** Instructions for the task **
Return every line of the material exactly.

** Data to use **
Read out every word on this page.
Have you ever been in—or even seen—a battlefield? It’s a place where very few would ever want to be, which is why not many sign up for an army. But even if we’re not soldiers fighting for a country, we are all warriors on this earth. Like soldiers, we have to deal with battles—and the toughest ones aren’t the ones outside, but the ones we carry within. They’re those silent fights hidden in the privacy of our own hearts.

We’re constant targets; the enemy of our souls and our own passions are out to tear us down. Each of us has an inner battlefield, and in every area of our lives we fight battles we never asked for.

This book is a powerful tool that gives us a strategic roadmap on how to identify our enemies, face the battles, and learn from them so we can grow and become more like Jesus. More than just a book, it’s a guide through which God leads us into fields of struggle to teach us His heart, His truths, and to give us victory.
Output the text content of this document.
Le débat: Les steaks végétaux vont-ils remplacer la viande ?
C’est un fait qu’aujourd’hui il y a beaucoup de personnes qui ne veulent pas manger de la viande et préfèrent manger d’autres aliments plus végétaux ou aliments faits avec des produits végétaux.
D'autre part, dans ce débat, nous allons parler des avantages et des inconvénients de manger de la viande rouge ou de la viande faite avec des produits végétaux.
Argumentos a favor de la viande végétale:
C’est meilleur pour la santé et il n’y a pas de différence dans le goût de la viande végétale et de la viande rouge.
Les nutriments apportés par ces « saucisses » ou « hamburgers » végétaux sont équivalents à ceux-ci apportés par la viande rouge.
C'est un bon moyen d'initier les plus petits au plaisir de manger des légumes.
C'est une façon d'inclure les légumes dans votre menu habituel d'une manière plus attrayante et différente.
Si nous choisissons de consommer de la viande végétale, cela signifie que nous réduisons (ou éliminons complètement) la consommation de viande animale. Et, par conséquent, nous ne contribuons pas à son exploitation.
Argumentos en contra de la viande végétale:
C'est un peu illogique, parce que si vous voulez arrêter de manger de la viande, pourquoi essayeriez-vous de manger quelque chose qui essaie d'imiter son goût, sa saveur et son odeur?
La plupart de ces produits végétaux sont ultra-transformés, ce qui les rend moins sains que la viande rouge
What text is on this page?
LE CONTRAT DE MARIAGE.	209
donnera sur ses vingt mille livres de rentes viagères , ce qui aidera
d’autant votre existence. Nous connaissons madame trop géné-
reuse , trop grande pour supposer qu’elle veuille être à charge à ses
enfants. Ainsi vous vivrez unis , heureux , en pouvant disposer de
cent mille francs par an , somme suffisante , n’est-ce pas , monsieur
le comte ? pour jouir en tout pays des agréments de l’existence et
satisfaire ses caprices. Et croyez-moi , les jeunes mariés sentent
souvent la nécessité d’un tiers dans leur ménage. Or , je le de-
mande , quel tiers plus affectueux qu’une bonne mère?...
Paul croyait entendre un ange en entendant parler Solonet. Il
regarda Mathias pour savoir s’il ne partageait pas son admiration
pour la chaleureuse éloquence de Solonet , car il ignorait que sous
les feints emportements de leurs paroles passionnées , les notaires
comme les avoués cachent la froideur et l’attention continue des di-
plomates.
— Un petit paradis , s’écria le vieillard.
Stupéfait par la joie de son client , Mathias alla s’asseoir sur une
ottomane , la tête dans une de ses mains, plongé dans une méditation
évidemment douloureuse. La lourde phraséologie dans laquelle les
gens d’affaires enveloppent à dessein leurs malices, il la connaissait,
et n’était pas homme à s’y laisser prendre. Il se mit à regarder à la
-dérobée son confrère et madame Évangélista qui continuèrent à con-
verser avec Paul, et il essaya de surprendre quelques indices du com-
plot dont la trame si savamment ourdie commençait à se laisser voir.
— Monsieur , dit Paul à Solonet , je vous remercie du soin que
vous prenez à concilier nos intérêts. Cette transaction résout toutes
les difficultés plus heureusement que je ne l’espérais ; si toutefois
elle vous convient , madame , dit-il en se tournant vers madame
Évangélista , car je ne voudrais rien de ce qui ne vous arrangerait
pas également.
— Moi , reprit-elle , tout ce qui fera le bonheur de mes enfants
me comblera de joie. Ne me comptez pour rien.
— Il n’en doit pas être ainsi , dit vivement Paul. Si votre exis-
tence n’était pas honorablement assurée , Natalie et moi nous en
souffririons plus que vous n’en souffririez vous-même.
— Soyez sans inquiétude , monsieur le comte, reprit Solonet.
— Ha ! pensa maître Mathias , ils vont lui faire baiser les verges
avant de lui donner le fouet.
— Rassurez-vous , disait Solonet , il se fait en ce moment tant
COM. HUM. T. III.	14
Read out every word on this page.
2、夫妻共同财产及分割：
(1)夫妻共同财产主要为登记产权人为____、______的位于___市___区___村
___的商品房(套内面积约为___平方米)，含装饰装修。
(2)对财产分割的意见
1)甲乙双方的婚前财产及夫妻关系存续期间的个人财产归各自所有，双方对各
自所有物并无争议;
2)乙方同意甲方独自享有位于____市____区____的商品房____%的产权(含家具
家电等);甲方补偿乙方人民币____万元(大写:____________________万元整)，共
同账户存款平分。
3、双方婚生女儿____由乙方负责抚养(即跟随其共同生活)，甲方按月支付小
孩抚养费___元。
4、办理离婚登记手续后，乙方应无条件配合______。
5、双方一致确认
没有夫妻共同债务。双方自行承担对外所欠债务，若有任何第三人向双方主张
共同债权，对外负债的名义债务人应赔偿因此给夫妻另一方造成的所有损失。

** Answer in full **
Read out every word on this page.
Have you ever been in—or even seen—a battlefield? It’s a place where very few would ever want to be, which is why not many sign up for an army. But even if we’re not soldiers fighting for a country, we are all warriors on this earth. Like soldiers, we have to deal with battles—and the toughest ones aren’t the ones outside, but the ones we carry within. They’re those silent fights hidden in the privacy of our own hearts.

We’re constant targets; the enemy of our souls and our own passions are out to tear us down. Each of us has an inner battlefield, and in every area of our lives we fight battles we never asked for.

This book is a powerful tool that gives us a strategic roadmap on how to identify our enemies, face the battles, and learn from them so we can grow and become more like Jesus. More than just a book, it’s a guide through which God leads us into fields of struggle to teach us His heart, His truths, and to give us victory.
Output the text content of this document.
Le débat: Les steaks végétaux vont-ils remplacer la viande ?
C’est un fait qu’aujourd’hui il y a beaucoup de personnes qui ne veulent pas manger de la viande et préfèrent manger d’autres aliments plus végétaux ou aliments faits avec des produits végétaux.
D'autre part, dans ce débat, nous allons parler des avantages et des inconvénients de manger de la viande rouge ou de la viande faite avec des produits végétaux.
Argumentos a favor de la viande végétale:
C’est meilleur pour la santé et il n’y a pas de différence dans le goût de la viande végétale et de la viande rouge.
Les nutriments apportés par ces « saucisses » ou « hamburgers » végétaux sont équivalents à ceux-ci apportés par la viande rouge.
C'est un bon moyen d'initier les plus petits au plaisir de manger des légumes.
C'est une façon d'inclure les légumes dans votre menu habituel d'une manière plus attrayante et différente.
Si nous choisissons de consommer de la viande végétale, cela signifie que nous réduisons (ou éliminons complètement) la consommation de viande animale. Et, par conséquent, nous ne contribuons pas à son exploitation.
Argumentos en contra de la viande végétale:
C'est un peu illogique, parce que si vous voulez arrêter de manger de la viande, pourquoi essayeriez-vous de manger quelque chose qui essaie d'imiter son goût, sa saveur et son odeur?
La plupart de ces produits végétaux sont ultra-transformés, ce qui les rend moins sains que la viande rouge
What text is on this page?
LE CONTRAT DE MARIAGE.	209
donnera sur ses vingt mille livres de rentes viagères , ce qui aidera
d’autant votre existence. Nous connaissons madame trop géné-
reuse , trop grande pour supposer qu’elle veuille être à charge à ses
enfants. Ainsi vous vivrez unis , heureux , en pouvant disposer de
cent mille francs par an , somme suffisante , n’est-ce pas , monsieur
le comte ? pour jouir en tout pays des agréments de l’existence et
satisfaire ses caprices. Et croyez-moi , les jeunes mariés sentent
souvent la nécessité d’un tiers dans leur ménage. Or , je le de-
mande , quel tiers plus affectueux qu’une bonne mère?...
Paul croyait entendre un ange en entendant parler Solonet. Il
regarda Mathias pour savoir s’il ne partageait pas son admiration
pour la chaleureuse éloquence de Solonet , car il ignorait que sous
les feints emportements de leurs paroles passionnées , les notaires
comme les avoués cachent la froideur et l’attention continue des di-
plomates.
— Un petit paradis , s’écria le vieillard.
Stupéfait par la joie de son client , Mathias alla s’asseoir sur une
ottomane , la tête dans une de ses mains, plongé dans une méditation
évidemment douloureuse. La lourde phraséologie dans laquelle les
gens d’affaires enveloppent à dessein leurs malices, il la connaissait,
et n’était pas homme à s’y laisser prendre. Il se mit à regarder à la
-dérobée son confrère et madame Évangélista qui continuèrent à con-
verser avec Paul, et il essaya de surprendre quelques indices du com-
plot dont la trame si savamment ourdie commençait à se laisser voir.
— Monsieur , dit Paul à Solonet , je vous remercie du soin que
vous prenez à concilier nos intérêts. Cette transaction résout toutes
les difficultés plus heureusement que je ne l’espérais ; si toutefois
elle vous convient , madame , dit-il en se tournant vers madame
Évangélista , car je ne voudrais rien de ce qui ne vous arrangerait
pas également.
— Moi , reprit-elle , tout ce qui fera le bonheur de mes enfants
me comblera de joie. Ne me comptez pour rien.
— Il n’en doit pas être ainsi , dit vivement Paul. Si votre exis-
tence n’était pas honorablement assurée , Natalie et moi nous en
souffririons plus que vous n’en souffririez vous-même.
— Soyez sans inquiétude , monsieur le comte, reprit Solonet.
— Ha ! pensa maître Mathias , ils vont lui faire baiser les verges
avant de lui donner le fouet.
— Rassurez-vous , disait Solonet , il se fait en ce moment tant
COM. HUM. T. III.	14
Read out every word on this page.
2、夫妻共同财产及分割：
(1)夫妻共同财产主要为登记产权人为____、______的位于___市___区___村
___的商品房(套内面积约为___平方米)，含装饰装修。
(2)对财产分割的意见
1)甲乙双方的婚前财产及夫妻关系存续期间的个人财产归各自所有，双方对各
自所有物并无争议;
2)乙方同意甲方独自享有位于____市____区____的商品房____%的产权(含家具
家电等);甲方补偿乙方人民币____万元(大写:____________________万元整)，共
同账户存款平分。
3、双方婚生女儿____由乙方负责抚养(即跟随其共同生活)，甲方按月支付小
孩抚养费___元。
4、办理离婚登记手续后，乙方应无条件配合______。
5、双方一致确认
没有夫妻共同债务。双方自行承担对外所欠债务，若有任何第三人向双方主张
共同债权，对外负债的名义债务人应赔偿因此给夫妻另一方造成的所有损失。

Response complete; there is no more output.